──────── PROVIDED ENTRIES

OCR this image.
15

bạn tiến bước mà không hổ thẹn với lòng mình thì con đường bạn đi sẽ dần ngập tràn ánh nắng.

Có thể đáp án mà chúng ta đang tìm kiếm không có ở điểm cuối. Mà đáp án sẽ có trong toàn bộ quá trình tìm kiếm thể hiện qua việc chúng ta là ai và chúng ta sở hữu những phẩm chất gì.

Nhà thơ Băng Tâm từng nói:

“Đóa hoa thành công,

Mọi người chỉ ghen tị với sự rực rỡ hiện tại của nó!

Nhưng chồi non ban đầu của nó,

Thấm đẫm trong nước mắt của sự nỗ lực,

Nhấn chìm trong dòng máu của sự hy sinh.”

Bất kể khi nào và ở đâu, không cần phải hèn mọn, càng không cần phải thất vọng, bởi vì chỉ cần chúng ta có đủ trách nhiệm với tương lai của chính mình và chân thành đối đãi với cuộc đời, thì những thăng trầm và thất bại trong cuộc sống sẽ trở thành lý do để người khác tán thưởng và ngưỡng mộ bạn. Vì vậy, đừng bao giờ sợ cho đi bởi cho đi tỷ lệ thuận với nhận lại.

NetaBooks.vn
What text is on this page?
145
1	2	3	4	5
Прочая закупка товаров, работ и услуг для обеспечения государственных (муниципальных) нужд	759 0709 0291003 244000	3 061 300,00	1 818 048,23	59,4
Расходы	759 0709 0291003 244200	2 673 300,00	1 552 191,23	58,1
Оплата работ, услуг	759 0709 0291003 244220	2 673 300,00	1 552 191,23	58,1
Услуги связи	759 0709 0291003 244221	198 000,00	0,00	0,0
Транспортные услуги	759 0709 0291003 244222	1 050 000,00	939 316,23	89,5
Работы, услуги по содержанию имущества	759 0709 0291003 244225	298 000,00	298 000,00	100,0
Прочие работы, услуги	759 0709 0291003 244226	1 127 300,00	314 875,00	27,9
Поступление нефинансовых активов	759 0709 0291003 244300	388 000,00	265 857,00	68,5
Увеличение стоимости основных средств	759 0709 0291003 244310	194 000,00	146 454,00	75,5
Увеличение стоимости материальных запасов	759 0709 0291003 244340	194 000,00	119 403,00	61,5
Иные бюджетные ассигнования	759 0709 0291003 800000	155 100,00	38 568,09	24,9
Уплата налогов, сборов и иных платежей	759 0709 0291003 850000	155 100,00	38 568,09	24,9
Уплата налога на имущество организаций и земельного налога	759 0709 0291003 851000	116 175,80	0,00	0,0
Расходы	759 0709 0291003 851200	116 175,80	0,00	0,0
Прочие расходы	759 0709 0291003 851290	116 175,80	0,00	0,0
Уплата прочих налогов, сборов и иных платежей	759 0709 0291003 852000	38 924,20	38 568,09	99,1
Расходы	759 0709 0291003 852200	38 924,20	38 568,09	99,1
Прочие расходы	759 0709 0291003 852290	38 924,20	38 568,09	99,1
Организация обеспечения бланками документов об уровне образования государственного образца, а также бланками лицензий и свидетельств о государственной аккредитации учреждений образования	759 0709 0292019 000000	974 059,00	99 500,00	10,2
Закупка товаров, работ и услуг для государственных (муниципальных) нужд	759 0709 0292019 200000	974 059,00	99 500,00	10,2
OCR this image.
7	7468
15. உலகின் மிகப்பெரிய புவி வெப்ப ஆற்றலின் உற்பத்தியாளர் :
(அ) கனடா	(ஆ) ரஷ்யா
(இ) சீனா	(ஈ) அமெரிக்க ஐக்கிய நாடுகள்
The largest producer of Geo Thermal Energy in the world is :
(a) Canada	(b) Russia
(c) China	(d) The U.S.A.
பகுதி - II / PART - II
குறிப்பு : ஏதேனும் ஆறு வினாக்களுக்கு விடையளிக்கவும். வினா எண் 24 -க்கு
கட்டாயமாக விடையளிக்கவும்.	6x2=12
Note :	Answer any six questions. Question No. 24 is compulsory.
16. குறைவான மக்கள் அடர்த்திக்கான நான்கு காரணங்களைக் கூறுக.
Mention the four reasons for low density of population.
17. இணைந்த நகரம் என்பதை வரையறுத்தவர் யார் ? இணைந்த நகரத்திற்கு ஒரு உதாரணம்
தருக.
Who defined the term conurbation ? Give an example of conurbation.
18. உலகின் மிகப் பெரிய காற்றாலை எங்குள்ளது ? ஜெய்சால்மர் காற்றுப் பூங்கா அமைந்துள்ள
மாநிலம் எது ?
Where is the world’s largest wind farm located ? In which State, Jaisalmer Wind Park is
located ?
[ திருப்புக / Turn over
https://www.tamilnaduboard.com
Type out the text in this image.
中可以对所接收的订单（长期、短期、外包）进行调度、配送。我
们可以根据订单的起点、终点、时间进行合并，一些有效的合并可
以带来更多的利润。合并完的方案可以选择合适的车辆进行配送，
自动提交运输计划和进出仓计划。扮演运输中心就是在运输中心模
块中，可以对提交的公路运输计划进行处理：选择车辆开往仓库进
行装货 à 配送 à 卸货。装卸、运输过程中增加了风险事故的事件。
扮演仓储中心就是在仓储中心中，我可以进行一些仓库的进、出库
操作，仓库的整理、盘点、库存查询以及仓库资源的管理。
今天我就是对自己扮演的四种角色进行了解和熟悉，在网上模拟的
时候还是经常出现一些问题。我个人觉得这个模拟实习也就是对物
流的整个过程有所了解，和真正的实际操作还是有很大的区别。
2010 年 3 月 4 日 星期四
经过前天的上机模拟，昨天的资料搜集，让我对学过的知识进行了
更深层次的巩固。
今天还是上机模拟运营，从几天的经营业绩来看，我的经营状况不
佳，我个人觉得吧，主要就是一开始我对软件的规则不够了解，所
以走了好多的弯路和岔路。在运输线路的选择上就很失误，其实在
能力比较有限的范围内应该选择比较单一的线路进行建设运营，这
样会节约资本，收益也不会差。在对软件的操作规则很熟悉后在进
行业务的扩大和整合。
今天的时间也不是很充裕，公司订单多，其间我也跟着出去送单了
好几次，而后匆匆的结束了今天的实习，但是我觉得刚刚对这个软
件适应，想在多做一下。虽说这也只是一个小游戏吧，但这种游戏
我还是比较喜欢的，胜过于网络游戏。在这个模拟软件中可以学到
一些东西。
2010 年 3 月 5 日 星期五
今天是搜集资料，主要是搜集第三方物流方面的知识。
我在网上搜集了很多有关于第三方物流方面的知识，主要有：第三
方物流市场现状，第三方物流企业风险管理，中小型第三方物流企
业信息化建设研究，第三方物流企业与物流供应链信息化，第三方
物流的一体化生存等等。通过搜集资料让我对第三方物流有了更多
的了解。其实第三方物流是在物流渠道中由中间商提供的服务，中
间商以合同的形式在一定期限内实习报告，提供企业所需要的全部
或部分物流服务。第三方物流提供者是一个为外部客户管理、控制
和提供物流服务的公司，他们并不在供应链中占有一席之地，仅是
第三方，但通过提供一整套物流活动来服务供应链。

────────────────

Repeat the entries above exactly, leaving nothing out.

== EXERCISE RESULT ==
OCR this image.
15

bạn tiến bước mà không hổ thẹn với lòng mình thì con đường bạn đi sẽ dần ngập tràn ánh nắng.

Có thể đáp án mà chúng ta đang tìm kiếm không có ở điểm cuối. Mà đáp án sẽ có trong toàn bộ quá trình tìm kiếm thể hiện qua việc chúng ta là ai và chúng ta sở hữu những phẩm chất gì.

Nhà thơ Băng Tâm từng nói:

“Đóa hoa thành công,

Mọi người chỉ ghen tị với sự rực rỡ hiện tại của nó!

Nhưng chồi non ban đầu của nó,

Thấm đẫm trong nước mắt của sự nỗ lực,

Nhấn chìm trong dòng máu của sự hy sinh.”

Bất kể khi nào và ở đâu, không cần phải hèn mọn, càng không cần phải thất vọng, bởi vì chỉ cần chúng ta có đủ trách nhiệm với tương lai của chính mình và chân thành đối đãi với cuộc đời, thì những thăng trầm và thất bại trong cuộc sống sẽ trở thành lý do để người khác tán thưởng và ngưỡng mộ bạn. Vì vậy, đừng bao giờ sợ cho đi bởi cho đi tỷ lệ thuận với nhận lại.

NetaBooks.vn
What text is on this page?
145
1	2	3	4	5
Прочая закупка товаров, работ и услуг для обеспечения государственных (муниципальных) нужд	759 0709 0291003 244000	3 061 300,00	1 818 048,23	59,4
Расходы	759 0709 0291003 244200	2 673 300,00	1 552 191,23	58,1
Оплата работ, услуг	759 0709 0291003 244220	2 673 300,00	1 552 191,23	58,1
Услуги связи	759 0709 0291003 244221	198 000,00	0,00	0,0
Транспортные услуги	759 0709 0291003 244222	1 050 000,00	939 316,23	89,5
Работы, услуги по содержанию имущества	759 0709 0291003 244225	298 000,00	298 000,00	100,0
Прочие работы, услуги	759 0709 0291003 244226	1 127 300,00	314 875,00	27,9
Поступление нефинансовых активов	759 0709 0291003 244300	388 000,00	265 857,00	68,5
Увеличение стоимости основных средств	759 0709 0291003 244310	194 000,00	146 454,00	75,5
Увеличение стоимости материальных запасов	759 0709 0291003 244340	194 000,00	119 403,00	61,5
Иные бюджетные ассигнования	759 0709 0291003 800000	155 100,00	38 568,09	24,9
Уплата налогов, сборов и иных платежей	759 0709 0291003 850000	155 100,00	38 568,09	24,9
Уплата налога на имущество организаций и земельного налога	759 0709 0291003 851000	116 175,80	0,00	0,0
Расходы	759 0709 0291003 851200	116 175,80	0,00	0,0
Прочие расходы	759 0709 0291003 851290	116 175,80	0,00	0,0
Уплата прочих налогов, сборов и иных платежей	759 0709 0291003 852000	38 924,20	38 568,09	99,1
Расходы	759 0709 0291003 852200	38 924,20	38 568,09	99,1
Прочие расходы	759 0709 0291003 852290	38 924,20	38 568,09	99,1
Организация обеспечения бланками документов об уровне образования государственного образца, а также бланками лицензий и свидетельств о государственной аккредитации учреждений образования	759 0709 0292019 000000	974 059,00	99 500,00	10,2
Закупка товаров, работ и услуг для государственных (муниципальных) нужд	759 0709 0292019 200000	974 059,00	99 500,00	10,2
OCR this image.
7	7468
15. உலகின் மிகப்பெரிய புவி வெப்ப ஆற்றலின் உற்பத்தியாளர் :
(அ) கனடா	(ஆ) ரஷ்யா
(இ) சீனா	(ஈ) அமெரிக்க ஐக்கிய நாடுகள்
The largest producer of Geo Thermal Energy in the world is :
(a) Canada	(b) Russia
(c) China	(d) The U.S.A.
பகுதி - II / PART - II
குறிப்பு : ஏதேனும் ஆறு வினாக்களுக்கு விடையளிக்கவும். வினா எண் 24 -க்கு
கட்டாயமாக விடையளிக்கவும்.	6x2=12
Note :	Answer any six questions. Question No. 24 is compulsory.
16. குறைவான மக்கள் அடர்த்திக்கான நான்கு காரணங்களைக் கூறுக.
Mention the four reasons for low density of population.
17. இணைந்த நகரம் என்பதை வரையறுத்தவர் யார் ? இணைந்த நகரத்திற்கு ஒரு உதாரணம்
தருக.
Who defined the term conurbation ? Give an example of conurbation.
18. உலகின் மிகப் பெரிய காற்றாலை எங்குள்ளது ? ஜெய்சால்மர் காற்றுப் பூங்கா அமைந்துள்ள
மாநிலம் எது ?
Where is the world’s largest wind farm located ? In which State, Jaisalmer Wind Park is
located ?
[ திருப்புக / Turn over
https://www.tamilnaduboard.com
Type out the text in this image.
中可以对所接收的订单（长期、短期、外包）进行调度、配送。我
们可以根据订单的起点、终点、时间进行合并，一些有效的合并可
以带来更多的利润。合并完的方案可以选择合适的车辆进行配送，
自动提交运输计划和进出仓计划。扮演运输中心就是在运输中心模
块中，可以对提交的公路运输计划进行处理：选择车辆开往仓库进
行装货 à 配送 à 卸货。装卸、运输过程中增加了风险事故的事件。
扮演仓储中心就是在仓储中心中，我可以进行一些仓库的进、出库
操作，仓库的整理、盘点、库存查询以及仓库资源的管理。
今天我就是对自己扮演的四种角色进行了解和熟悉，在网上模拟的
时候还是经常出现一些问题。我个人觉得这个模拟实习也就是对物
流的整个过程有所了解，和真正的实际操作还是有很大的区别。
2010 年 3 月 4 日 星期四
经过前天的上机模拟，昨天的资料搜集，让我对学过的知识进行了
更深层次的巩固。
今天还是上机模拟运营，从几天的经营业绩来看，我的经营状况不
佳，我个人觉得吧，主要就是一开始我对软件的规则不够了解，所
以走了好多的弯路和岔路。在运输线路的选择上就很失误，其实在
能力比较有限的范围内应该选择比较单一的线路进行建设运营，这
样会节约资本，收益也不会差。在对软件的操作规则很熟悉后在进
行业务的扩大和整合。
今天的时间也不是很充裕，公司订单多，其间我也跟着出去送单了
好几次，而后匆匆的结束了今天的实习，但是我觉得刚刚对这个软
件适应，想在多做一下。虽说这也只是一个小游戏吧，但这种游戏
我还是比较喜欢的，胜过于网络游戏。在这个模拟软件中可以学到
一些东西。
2010 年 3 月 5 日 星期五
今天是搜集资料，主要是搜集第三方物流方面的知识。
我在网上搜集了很多有关于第三方物流方面的知识，主要有：第三
方物流市场现状，第三方物流企业风险管理，中小型第三方物流企
业信息化建设研究，第三方物流企业与物流供应链信息化，第三方
物流的一体化生存等等。通过搜集资料让我对第三方物流有了更多
的了解。其实第三方物流是在物流渠道中由中间商提供的服务，中
间商以合同的形式在一定期限内实习报告，提供企业所需要的全部
或部分物流服务。第三方物流提供者是一个为外部客户管理、控制
和提供物流服务的公司，他们并不在供应链中占有一席之地，仅是
第三方，但通过提供一整套物流活动来服务供应链。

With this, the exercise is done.